• Listed records:
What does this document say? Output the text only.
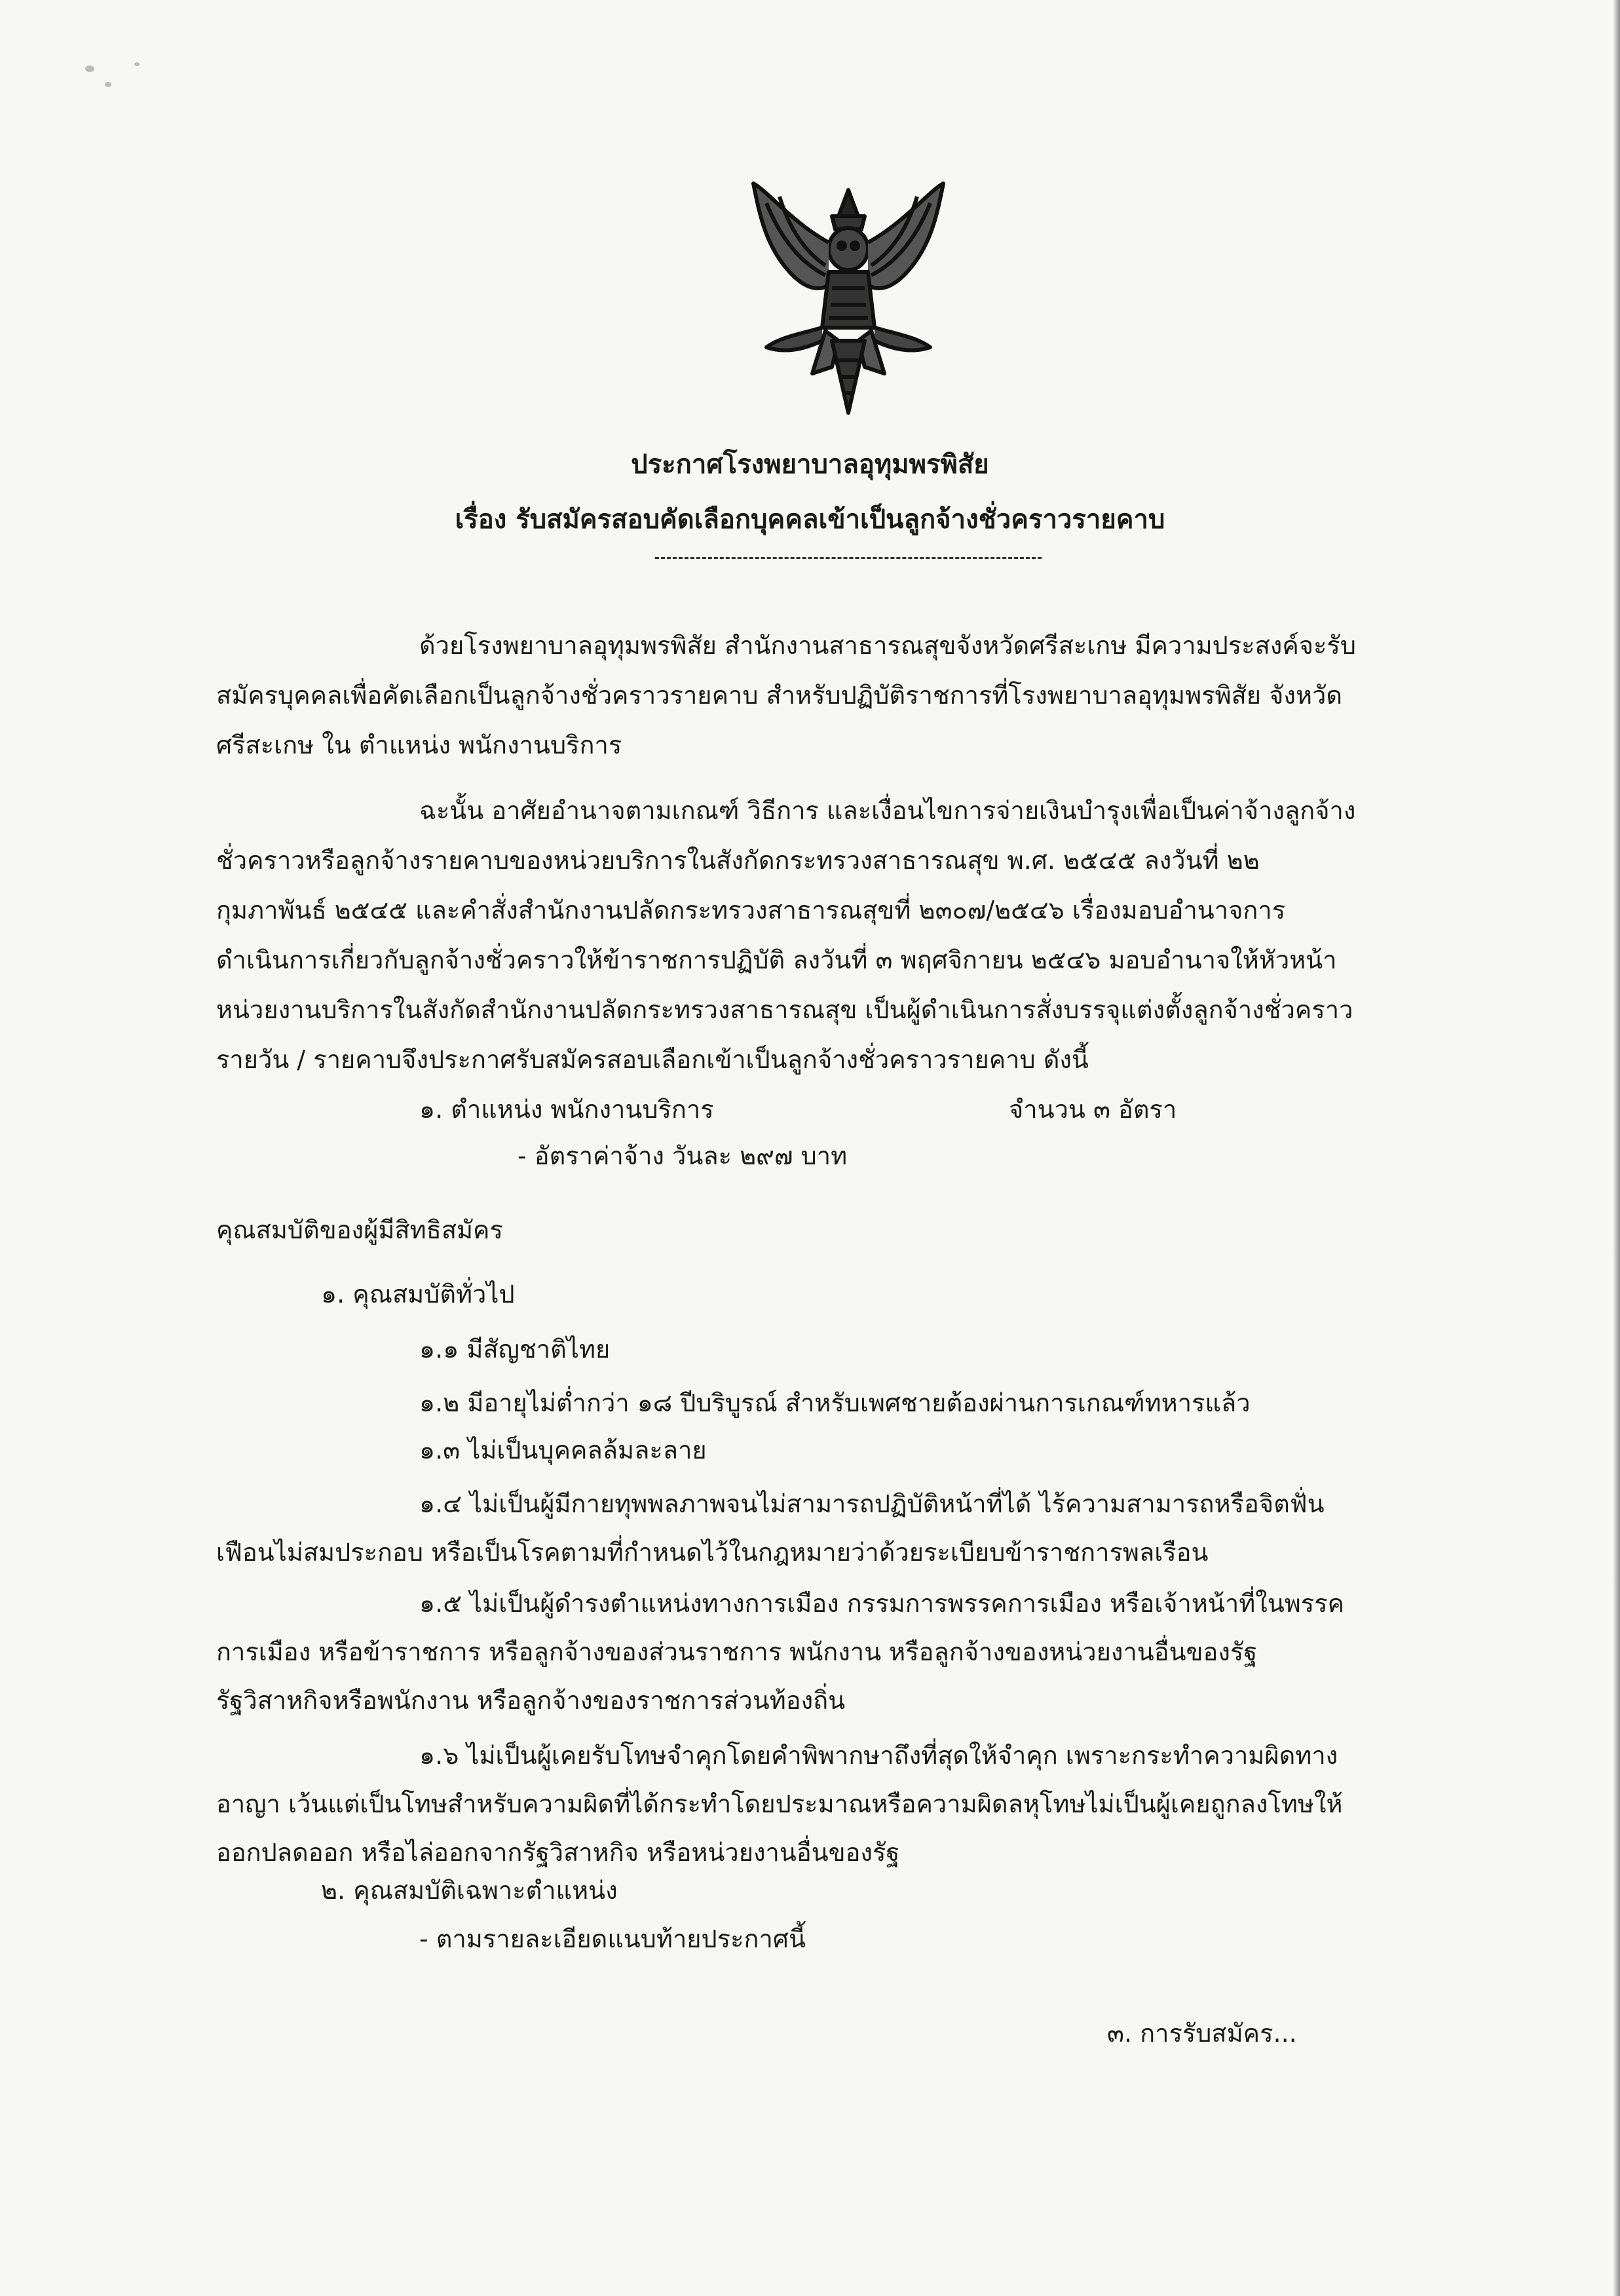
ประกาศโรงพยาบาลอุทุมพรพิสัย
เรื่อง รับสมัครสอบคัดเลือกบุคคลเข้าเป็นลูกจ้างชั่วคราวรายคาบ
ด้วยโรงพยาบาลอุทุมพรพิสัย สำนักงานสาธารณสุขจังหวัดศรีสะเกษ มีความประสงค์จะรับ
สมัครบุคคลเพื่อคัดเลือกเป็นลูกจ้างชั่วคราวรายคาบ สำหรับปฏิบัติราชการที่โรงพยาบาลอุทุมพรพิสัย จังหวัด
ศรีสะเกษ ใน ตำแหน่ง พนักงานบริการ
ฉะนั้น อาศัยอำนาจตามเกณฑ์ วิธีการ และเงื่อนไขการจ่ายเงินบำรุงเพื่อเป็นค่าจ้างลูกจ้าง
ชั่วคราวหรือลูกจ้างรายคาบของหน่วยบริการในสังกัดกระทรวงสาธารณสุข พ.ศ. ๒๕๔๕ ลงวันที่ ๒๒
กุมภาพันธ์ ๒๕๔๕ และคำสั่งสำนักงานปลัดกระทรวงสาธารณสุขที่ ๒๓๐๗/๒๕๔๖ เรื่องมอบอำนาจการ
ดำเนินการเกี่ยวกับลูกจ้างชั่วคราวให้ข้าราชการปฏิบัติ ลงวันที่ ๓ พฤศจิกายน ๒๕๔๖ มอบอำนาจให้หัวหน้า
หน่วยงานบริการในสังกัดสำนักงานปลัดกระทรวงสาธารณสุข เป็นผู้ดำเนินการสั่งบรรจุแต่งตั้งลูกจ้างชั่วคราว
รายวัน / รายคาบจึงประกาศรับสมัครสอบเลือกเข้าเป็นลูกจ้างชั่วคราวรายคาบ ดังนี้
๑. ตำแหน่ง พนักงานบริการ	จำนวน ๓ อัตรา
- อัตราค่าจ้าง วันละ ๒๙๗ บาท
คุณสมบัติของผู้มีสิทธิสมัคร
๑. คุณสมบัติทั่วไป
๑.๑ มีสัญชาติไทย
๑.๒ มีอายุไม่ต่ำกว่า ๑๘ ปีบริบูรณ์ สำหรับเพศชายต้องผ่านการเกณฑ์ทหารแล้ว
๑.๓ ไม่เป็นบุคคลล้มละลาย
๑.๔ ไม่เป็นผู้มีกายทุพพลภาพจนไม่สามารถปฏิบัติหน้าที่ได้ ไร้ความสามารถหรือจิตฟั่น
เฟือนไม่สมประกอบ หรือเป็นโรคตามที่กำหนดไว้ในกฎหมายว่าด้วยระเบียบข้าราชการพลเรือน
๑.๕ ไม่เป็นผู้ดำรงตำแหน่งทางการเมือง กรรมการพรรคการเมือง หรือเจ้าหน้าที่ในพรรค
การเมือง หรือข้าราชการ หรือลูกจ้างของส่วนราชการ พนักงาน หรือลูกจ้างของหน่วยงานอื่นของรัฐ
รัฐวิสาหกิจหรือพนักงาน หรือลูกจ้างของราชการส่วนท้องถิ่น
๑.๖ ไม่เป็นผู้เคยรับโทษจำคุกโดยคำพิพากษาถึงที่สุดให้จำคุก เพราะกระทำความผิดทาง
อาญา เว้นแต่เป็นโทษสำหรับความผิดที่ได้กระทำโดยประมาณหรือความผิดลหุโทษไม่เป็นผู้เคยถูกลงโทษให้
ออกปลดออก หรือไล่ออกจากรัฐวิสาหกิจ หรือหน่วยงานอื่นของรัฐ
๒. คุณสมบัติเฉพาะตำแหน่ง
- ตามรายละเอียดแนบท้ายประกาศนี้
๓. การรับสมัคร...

---

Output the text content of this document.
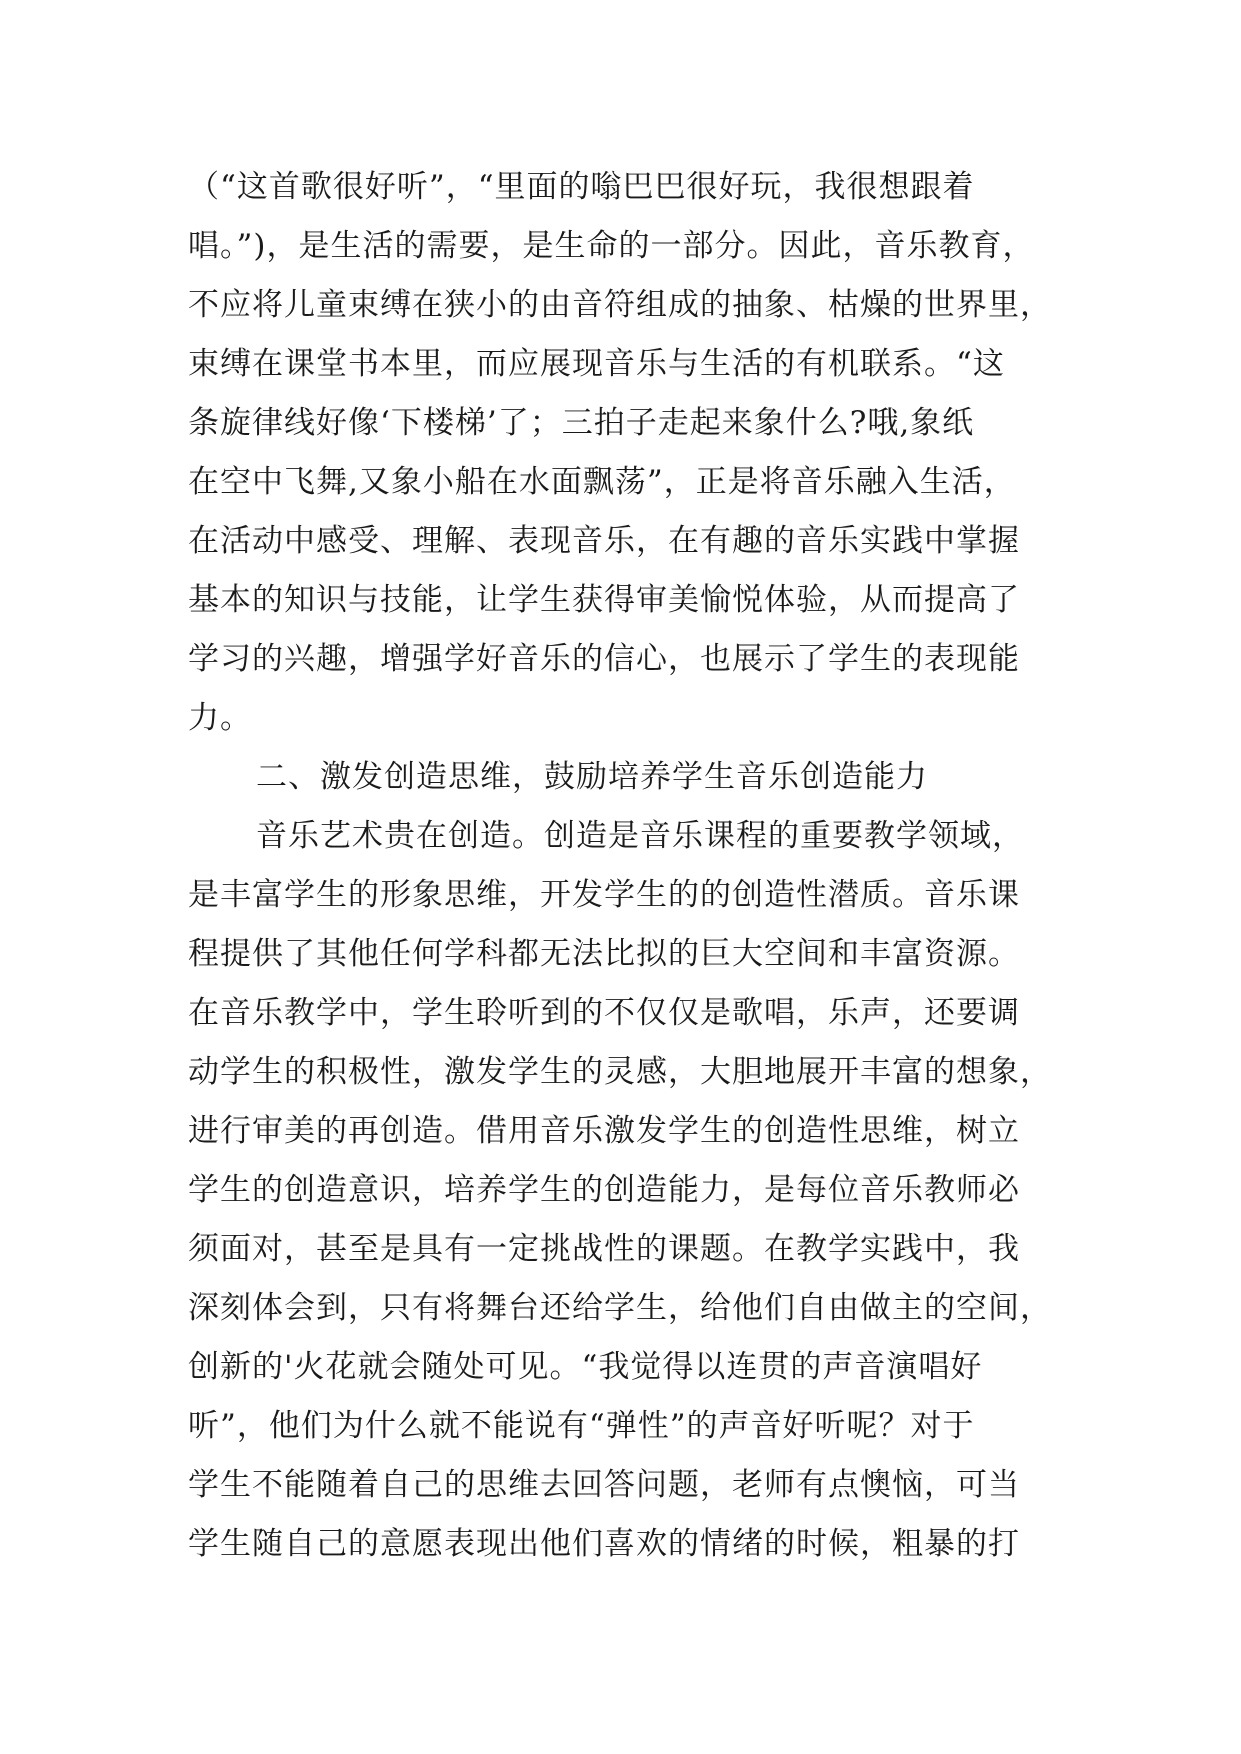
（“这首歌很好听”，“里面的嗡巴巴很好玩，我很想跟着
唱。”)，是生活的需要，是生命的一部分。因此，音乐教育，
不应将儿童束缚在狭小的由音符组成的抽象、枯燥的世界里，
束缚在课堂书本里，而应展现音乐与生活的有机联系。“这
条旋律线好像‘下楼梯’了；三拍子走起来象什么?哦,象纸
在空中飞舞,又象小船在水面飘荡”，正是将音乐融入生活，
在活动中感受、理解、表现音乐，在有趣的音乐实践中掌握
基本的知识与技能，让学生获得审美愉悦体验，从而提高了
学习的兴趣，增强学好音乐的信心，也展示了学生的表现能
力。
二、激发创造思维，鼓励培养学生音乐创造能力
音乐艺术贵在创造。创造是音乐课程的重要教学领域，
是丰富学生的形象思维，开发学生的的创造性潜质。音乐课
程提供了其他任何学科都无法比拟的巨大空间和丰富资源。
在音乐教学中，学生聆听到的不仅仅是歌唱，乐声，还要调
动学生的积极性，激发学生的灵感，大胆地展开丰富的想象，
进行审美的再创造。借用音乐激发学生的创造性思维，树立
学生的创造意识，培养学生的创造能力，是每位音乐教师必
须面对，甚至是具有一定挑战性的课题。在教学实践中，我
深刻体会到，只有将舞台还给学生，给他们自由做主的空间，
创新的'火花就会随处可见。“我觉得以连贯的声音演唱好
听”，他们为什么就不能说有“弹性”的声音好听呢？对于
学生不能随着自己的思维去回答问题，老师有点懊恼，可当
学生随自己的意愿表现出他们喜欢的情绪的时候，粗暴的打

• Set task:
Count the lines that hold the string "กงานบร", and reply with that number alone.

• Completed task:
2